Records provided:
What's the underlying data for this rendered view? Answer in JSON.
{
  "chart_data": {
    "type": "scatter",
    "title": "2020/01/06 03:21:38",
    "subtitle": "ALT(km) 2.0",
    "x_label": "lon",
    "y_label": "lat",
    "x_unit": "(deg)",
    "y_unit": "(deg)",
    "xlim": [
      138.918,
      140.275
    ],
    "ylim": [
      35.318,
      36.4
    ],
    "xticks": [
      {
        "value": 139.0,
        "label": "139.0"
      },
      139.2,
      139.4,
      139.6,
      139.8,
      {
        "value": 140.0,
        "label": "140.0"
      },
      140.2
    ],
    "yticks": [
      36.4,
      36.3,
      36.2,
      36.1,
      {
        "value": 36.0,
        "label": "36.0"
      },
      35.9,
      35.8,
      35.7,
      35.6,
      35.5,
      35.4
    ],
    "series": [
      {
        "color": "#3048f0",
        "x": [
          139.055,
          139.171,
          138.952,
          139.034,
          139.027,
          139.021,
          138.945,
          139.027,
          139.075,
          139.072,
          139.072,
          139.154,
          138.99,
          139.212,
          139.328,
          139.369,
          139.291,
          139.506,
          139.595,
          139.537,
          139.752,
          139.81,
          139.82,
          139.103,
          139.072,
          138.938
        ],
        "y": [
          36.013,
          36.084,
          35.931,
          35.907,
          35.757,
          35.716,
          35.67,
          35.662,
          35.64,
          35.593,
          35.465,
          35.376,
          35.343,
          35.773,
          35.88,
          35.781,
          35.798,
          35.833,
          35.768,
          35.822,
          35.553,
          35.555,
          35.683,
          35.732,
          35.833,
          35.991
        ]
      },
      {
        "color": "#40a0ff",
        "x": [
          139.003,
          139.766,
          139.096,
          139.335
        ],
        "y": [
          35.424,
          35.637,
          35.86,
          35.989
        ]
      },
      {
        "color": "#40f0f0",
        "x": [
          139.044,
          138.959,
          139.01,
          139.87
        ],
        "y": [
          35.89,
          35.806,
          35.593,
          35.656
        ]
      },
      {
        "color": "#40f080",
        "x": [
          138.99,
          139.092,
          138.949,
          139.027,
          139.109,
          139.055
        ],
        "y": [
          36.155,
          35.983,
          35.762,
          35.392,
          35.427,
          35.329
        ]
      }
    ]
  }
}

Your instructions: Print every entry exactly as it appears.

Answer for this exercise:
What's the underlying data for this rendered view? Answer in JSON.
{
  "chart_data": {
    "type": "scatter",
    "title": "2020/01/06 03:21:38",
    "subtitle": "ALT(km) 2.0",
    "x_label": "lon",
    "y_label": "lat",
    "x_unit": "(deg)",
    "y_unit": "(deg)",
    "xlim": [
      138.918,
      140.275
    ],
    "ylim": [
      35.318,
      36.4
    ],
    "xticks": [
      {
        "value": 139.0,
        "label": "139.0"
      },
      139.2,
      139.4,
      139.6,
      139.8,
      {
        "value": 140.0,
        "label": "140.0"
      },
      140.2
    ],
    "yticks": [
      36.4,
      36.3,
      36.2,
      36.1,
      {
        "value": 36.0,
        "label": "36.0"
      },
      35.9,
      35.8,
      35.7,
      35.6,
      35.5,
      35.4
    ],
    "series": [
      {
        "color": "#3048f0",
        "x": [
          139.055,
          139.171,
          138.952,
          139.034,
          139.027,
          139.021,
          138.945,
          139.027,
          139.075,
          139.072,
          139.072,
          139.154,
          138.99,
          139.212,
          139.328,
          139.369,
          139.291,
          139.506,
          139.595,
          139.537,
          139.752,
          139.81,
          139.82,
          139.103,
          139.072,
          138.938
        ],
        "y": [
          36.013,
          36.084,
          35.931,
          35.907,
          35.757,
          35.716,
          35.67,
          35.662,
          35.64,
          35.593,
          35.465,
          35.376,
          35.343,
          35.773,
          35.88,
          35.781,
          35.798,
          35.833,
          35.768,
          35.822,
          35.553,
          35.555,
          35.683,
          35.732,
          35.833,
          35.991
        ]
      },
      {
        "color": "#40a0ff",
        "x": [
          139.003,
          139.766,
          139.096,
          139.335
        ],
        "y": [
          35.424,
          35.637,
          35.86,
          35.989
        ]
      },
      {
        "color": "#40f0f0",
        "x": [
          139.044,
          138.959,
          139.01,
          139.87
        ],
        "y": [
          35.89,
          35.806,
          35.593,
          35.656
        ]
      },
      {
        "color": "#40f080",
        "x": [
          138.99,
          139.092,
          138.949,
          139.027,
          139.109,
          139.055
        ],
        "y": [
          36.155,
          35.983,
          35.762,
          35.392,
          35.427,
          35.329
        ]
      }
    ]
  }
}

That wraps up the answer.